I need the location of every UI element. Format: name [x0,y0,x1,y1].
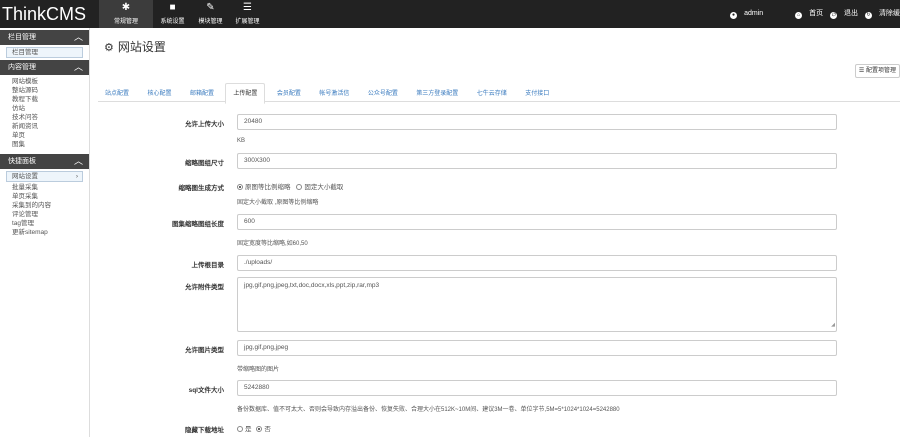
top-bar: ThinkCMS ✱ 常规管理 ■ 系统设置 ✎ 模块管理 ☰ 扩展管理 ● ad… [0,0,900,28]
topnav-modules[interactable]: ✎ 模块管理 [193,0,228,28]
sidebar-item-news[interactable]: 新闻资讯 [0,122,89,131]
list-icon: ☰ [243,2,252,13]
thumb-mode-help: 固定大小截取 ,原图等比例缩略 [237,200,319,206]
sidebar-item-qa[interactable]: 技术问答 [0,113,89,122]
logout-link[interactable]: ⏻ 退出 [830,10,858,19]
sidebar-item-tutorials[interactable]: 教程下载 [0,95,89,104]
topnav-extensions[interactable]: ☰ 扩展管理 [230,0,265,28]
sidebar-item-single-page[interactable]: 单页 [0,131,89,140]
sidebar-item-sitemap[interactable]: 更新sitemap [0,228,89,237]
top-right-menu: ● admin ⌂ 首页 ⏻ 退出 ↻ 清除缓 [725,0,900,28]
snowflake-icon: ✱ [121,2,131,13]
tab-member[interactable]: 会员配置 [270,84,308,104]
thumb-length-label: 图集缩略图组长度 [172,221,224,228]
sql-size-label: sql文件大小 [188,387,224,394]
radio-checked-icon [256,426,263,432]
thumb-mode-options: 原图等比例缩略 固定大小截取 [237,181,343,191]
sidebar-item-page-collect[interactable]: 单页采集 [0,192,89,201]
image-types-label: 允许图片类型 [185,347,224,354]
tab-site[interactable]: 站点配置 [98,84,136,104]
upload-size-label: 允许上传大小 [185,121,224,128]
sidebar-item-comments[interactable]: 评论管理 [0,210,89,219]
wrench-icon: ✎ [206,2,215,13]
sidebar-section-shortcuts[interactable]: 快捷面板 ︿ [0,154,89,169]
sidebar-item-tags[interactable]: tag管理 [0,219,89,228]
thumb-size-input[interactable]: 300X300 [237,153,837,169]
user-icon: ● [730,12,738,19]
sidebar-item-source[interactable]: 整站源码 [0,86,89,95]
image-types-input[interactable]: jpg,gif,png,jpeg [237,340,837,356]
resize-grip-icon[interactable]: ◢ [831,320,835,330]
chevron-up-icon: ︿ [73,32,83,42]
thumb-mode-label: 缩略图生成方式 [178,185,225,192]
tab-core[interactable]: 核心配置 [140,84,178,104]
radio-unchecked-icon [296,184,303,190]
refresh-icon: ↻ [865,12,872,19]
sidebar-item-gallery[interactable]: 图集 [0,140,89,149]
tab-wechat[interactable]: 公众号配置 [361,84,405,104]
topnav-label: 常规管理 [113,19,138,25]
upload-size-help: KB [237,138,246,144]
topnav-label: 扩展管理 [235,19,260,25]
sidebar-item-batch-collect[interactable]: 批量采集 [0,183,89,192]
hide-download-options: 是 否 [237,423,271,433]
sql-size-help: 备份数据库、值不可太大、否则会导致内存溢出备份、恢复失败、合理大小在512K~1… [237,407,620,413]
topnav-label: 系统设置 [160,19,185,25]
sidebar: 栏目管理 ︿ 栏目管理 内容管理 ︿ 网站模板 整站源码 教程下载 仿站 技术问答 … [0,28,90,437]
tab-activation[interactable]: 帐号激活信 [312,84,356,104]
tab-upload[interactable]: 上传配置 [225,83,266,104]
home-icon: ⌂ [795,12,803,19]
logo[interactable]: ThinkCMS [0,0,90,28]
sidebar-item-clone[interactable]: 仿站 [0,104,89,113]
upload-dir-input[interactable]: ./uploads/ [237,255,837,271]
list-icon: ☰ [858,68,865,74]
thumb-length-input[interactable]: 600 [237,214,837,230]
config-items-button[interactable]: ☰ 配置项管理 [854,64,900,78]
chevron-right-icon: › [75,173,78,180]
topnav-regular[interactable]: ✱ 常规管理 [99,0,153,28]
tab-oauth[interactable]: 第三方登录配置 [409,84,465,104]
tab-qiniu[interactable]: 七牛云存储 [470,84,514,104]
tab-email[interactable]: 邮箱配置 [183,84,221,104]
topnav-system[interactable]: ■ 系统设置 [155,0,190,28]
main-content: ⚙ 网站设置 ☰ 配置项管理 站点配置 核心配置 邮箱配置 上传配置 会员配置 帐… [90,28,900,437]
attach-types-textarea[interactable]: jpg,gif,png,jpeg,txt,doc,docx,xls,ppt,zi… [237,277,837,332]
thumb-mode-option-fixed[interactable]: 固定大小截取 [296,184,343,191]
attach-types-label: 允许附件类型 [185,284,224,291]
radio-unchecked-icon [237,426,243,432]
thumb-size-label: 缩略图组尺寸 [185,160,224,167]
radio-checked-icon [237,184,243,190]
image-types-help: 带缩略图的图片 [237,367,280,373]
tab-payment[interactable]: 支付接口 [518,84,556,104]
clear-cache-link[interactable]: ↻ 清除缓 [865,10,900,19]
hide-download-label: 隐藏下载地址 [185,427,224,434]
sidebar-item-columns[interactable]: 栏目管理 [6,47,83,58]
upload-size-input[interactable]: 20480 [237,114,837,130]
sidebar-section-content[interactable]: 内容管理 ︿ [0,60,89,75]
page-title: ⚙ 网站设置 [104,40,166,54]
upload-dir-label: 上传根目录 [191,262,225,269]
sidebar-section-columns[interactable]: 栏目管理 ︿ [0,30,89,45]
hide-download-no[interactable]: 否 [256,426,271,433]
thumb-mode-option-ratio[interactable]: 原图等比例缩略 [237,184,291,191]
sidebar-item-templates[interactable]: 网站模板 [0,77,89,86]
chevron-up-icon: ︿ [73,156,83,166]
hide-download-yes[interactable]: 是 [237,426,252,433]
grid-icon: ■ [169,2,176,13]
settings-tabs: 站点配置 核心配置 邮箱配置 上传配置 会员配置 帐号激活信 公众号配置 第三方… [98,82,900,104]
chevron-up-icon: ︿ [73,62,83,72]
sql-size-input[interactable]: 5242880 [237,380,837,396]
sidebar-item-collected[interactable]: 采集到的内容 [0,201,89,210]
sidebar-item-site-settings[interactable]: 网站设置 › [6,171,83,182]
user-menu[interactable]: ● admin [730,10,763,19]
topnav-label: 模块管理 [198,19,223,25]
gear-icon: ⚙ [104,42,114,54]
thumb-length-help: 固定宽度等比缩略,如60,50 [237,241,308,247]
home-link[interactable]: ⌂ 首页 [795,10,823,19]
power-icon: ⏻ [830,12,838,19]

== Problem requirements ==
Turn the lines above into a Markdown table with the columns Row and Entry, numbering each line and skipping blank ones. Leave the pictures out.

== Completed exercise ==
| Row | Entry |
|---|---|
| 1 | I need the location of every UI element. Format: name [x0,y0,x1,y1]. |
| 2 | top-bar: ThinkCMS ✱ 常规管理 ■ 系统设置 ✎ 模块管理 ☰ 扩展管理 ● ad… [0,0,900,28] |
| 3 | topnav-modules[interactable]: ✎ 模块管理 [193,0,228,28] |
| 4 | sidebar-item-news[interactable]: 新闻资讯 [0,122,89,131] |
| 5 | list-icon: ☰ [243,2,252,13] |
| 6 | thumb-mode-help: 固定大小截取 ,原图等比例缩略 [237,200,319,206] |
| 7 | sidebar-item-qa[interactable]: 技术问答 [0,113,89,122] |
| 8 | logout-link[interactable]: ⏻ 退出 [830,10,858,19] |
| 9 | sidebar-item-tutorials[interactable]: 教程下载 [0,95,89,104] |
| 10 | topnav-extensions[interactable]: ☰ 扩展管理 [230,0,265,28] |
| 11 | sidebar-item-single-page[interactable]: 单页 [0,131,89,140] |
| 12 | sidebar-item-sitemap[interactable]: 更新sitemap [0,228,89,237] |
| 13 | top-right-menu: ● admin ⌂ 首页 ⏻ 退出 ↻ 清除缓 [725,0,900,28] |
| 14 | snowflake-icon: ✱ [121,2,131,13] |
| 15 | tab-member[interactable]: 会员配置 [270,84,308,104] |
| 16 | thumb-length-label: 图集缩略图组长度 [172,221,224,228] |
| 17 | sql-size-label: sql文件大小 [188,387,224,394] |
| 18 | radio-checked-icon [256,426,263,432] |
| 19 | thumb-mode-options: 原图等比例缩略 固定大小截取 [237,181,343,191] |
| 20 | sidebar-item-page-collect[interactable]: 单页采集 [0,192,89,201] |
| 21 | image-types-label: 允许图片类型 [185,347,224,354] |
| 22 | tab-site[interactable]: 站点配置 [98,84,136,104] |
| 23 | upload-size-label: 允许上传大小 [185,121,224,128] |
| 24 | sidebar-item-comments[interactable]: 评论管理 [0,210,89,219] |
| 25 | wrench-icon: ✎ [206,2,215,13] |
| 26 | sidebar-section-shortcuts[interactable]: 快捷面板 ︿ [0,154,89,169] |
| 27 | sidebar-item-tags[interactable]: tag管理 [0,219,89,228] |
| 28 | thumb-size-input[interactable]: 300X300 [237,153,837,169] |
| 29 | user-icon: ● [730,12,738,19] |
| 30 | sidebar-item-source[interactable]: 整站源码 [0,86,89,95] |
| 31 | image-types-input[interactable]: jpg,gif,png,jpeg [237,340,837,356] |
| 32 | resize-grip-icon[interactable]: ◢ [831,320,835,330] |
| 33 | chevron-up-icon: ︿ [73,32,83,42] |
| 34 | thumb-mode-label: 缩略图生成方式 [178,185,225,192] |
| 35 | tab-core[interactable]: 核心配置 [140,84,178,104] |
| 36 | radio-unchecked-icon [296,184,303,190] |
| 37 | refresh-icon: ↻ [865,12,872,19] |
| 38 | sidebar-item-gallery[interactable]: 图集 [0,140,89,149] |
| 39 | tab-wechat[interactable]: 公众号配置 [361,84,405,104] |
| 40 | topnav-label: 常规管理 [113,19,138,25] |
| 41 | upload-size-help: KB [237,138,246,144] |
| 42 | topnav-label: 扩展管理 [235,19,260,25] |
| 43 | sidebar-item-batch-collect[interactable]: 批量采集 [0,183,89,192] |
| 44 | hide-download-options: 是 否 [237,423,271,433] |
| 45 | sql-size-help: 备份数据库、值不可太大、否则会导致内存溢出备份、恢复失败、合理大小在512K~1… [237,407,620,413] |
| 46 | topnav-label: 系统设置 [160,19,185,25] |
| 47 | sidebar: 栏目管理 ︿ 栏目管理 内容管理 ︿ 网站模板 整站源码 教程下载 仿站 技术问答 … [0,28,90,437] |
| 48 | tab-activation[interactable]: 帐号激活信 [312,84,356,104] |
| 49 | tab-upload[interactable]: 上传配置 [225,83,266,104] |
| 50 | home-icon: ⌂ [795,12,803,19] |
| 51 | logo[interactable]: ThinkCMS [0,0,90,28] |
| 52 | sidebar-item-clone[interactable]: 仿站 [0,104,89,113] |
| 53 | upload-dir-input[interactable]: ./uploads/ [237,255,837,271] |
| 54 | list-icon: ☰ [858,68,865,74] |
| 55 | thumb-length-input[interactable]: 600 [237,214,837,230] |
| 56 | config-items-button[interactable]: ☰ 配置项管理 [854,64,900,78] |
| 57 | chevron-right-icon: › [75,173,78,180] |
| 58 | topnav-regular[interactable]: ✱ 常规管理 [99,0,153,28] |
| 59 | tab-oauth[interactable]: 第三方登录配置 [409,84,465,104] |
| 60 | tab-qiniu[interactable]: 七牛云存储 [470,84,514,104] |
| 61 | tab-email[interactable]: 邮箱配置 [183,84,221,104] |
| 62 | topnav-system[interactable]: ■ 系统设置 [155,0,190,28] |
| 63 | main-content: ⚙ 网站设置 ☰ 配置项管理 站点配置 核心配置 邮箱配置 上传配置 会员配置 帐… [90,28,900,437] |
| 64 | attach-types-textarea[interactable]: jpg,gif,png,jpeg,txt,doc,docx,xls,ppt,zi… [237,277,837,332] |
| 65 | thumb-mode-option-fixed[interactable]: 固定大小截取 [296,184,343,191] |
| 66 | attach-types-label: 允许附件类型 [185,284,224,291] |
| 67 | radio-unchecked-icon [237,426,243,432] |
| 68 | thumb-size-label: 缩略图组尺寸 [185,160,224,167] |
| 69 | radio-checked-icon [237,184,243,190] |
| 70 | image-types-help: 带缩略图的图片 [237,367,280,373] |
| 71 | tab-payment[interactable]: 支付接口 [518,84,556,104] |
| 72 | clear-cache-link[interactable]: ↻ 清除缓 [865,10,900,19] |
| 73 | hide-download-label: 隐藏下载地址 [185,427,224,434] |
| 74 | sidebar-item-columns[interactable]: 栏目管理 [6,47,83,58] |
| 75 | upload-size-input[interactable]: 20480 [237,114,837,130] |
| 76 | sidebar-section-content[interactable]: 内容管理 ︿ [0,60,89,75] |
| 77 | page-title: ⚙ 网站设置 [104,40,166,54] |
| 78 | upload-dir-label: 上传根目录 [191,262,225,269] |
| 79 | sidebar-section-columns[interactable]: 栏目管理 ︿ [0,30,89,45] |
| 80 | hide-download-no[interactable]: 否 [256,426,271,433] |
| 81 | thumb-mode-option-ratio[interactable]: 原图等比例缩略 [237,184,291,191] |
| 82 | sidebar-item-templates[interactable]: 网站模板 [0,77,89,86] |
| 83 | chevron-up-icon: ︿ [73,156,83,166] |
| 84 | hide-download-yes[interactable]: 是 [237,426,252,433] |
| 85 | grid-icon: ■ [169,2,176,13] |
| 86 | settings-tabs: 站点配置 核心配置 邮箱配置 上传配置 会员配置 帐号激活信 公众号配置 第三方… [98,82,900,104] |
| 87 | chevron-up-icon: ︿ [73,62,83,72] |
| 88 | sql-size-input[interactable]: 5242880 [237,380,837,396] |
| 89 | sidebar-item-collected[interactable]: 采集到的内容 [0,201,89,210] |
| 90 | sidebar-item-site-settings[interactable]: 网站设置 › [6,171,83,182] |
| 91 | user-menu[interactable]: ● admin [730,10,763,19] |
| 92 | topnav-label: 模块管理 [198,19,223,25] |
| 93 | gear-icon: ⚙ [104,42,114,54] |
| 94 | thumb-length-help: 固定宽度等比缩略,如60,50 [237,241,308,247] |
| 95 | home-link[interactable]: ⌂ 首页 [795,10,823,19] |
| 96 | power-icon: ⏻ [830,12,838,19] |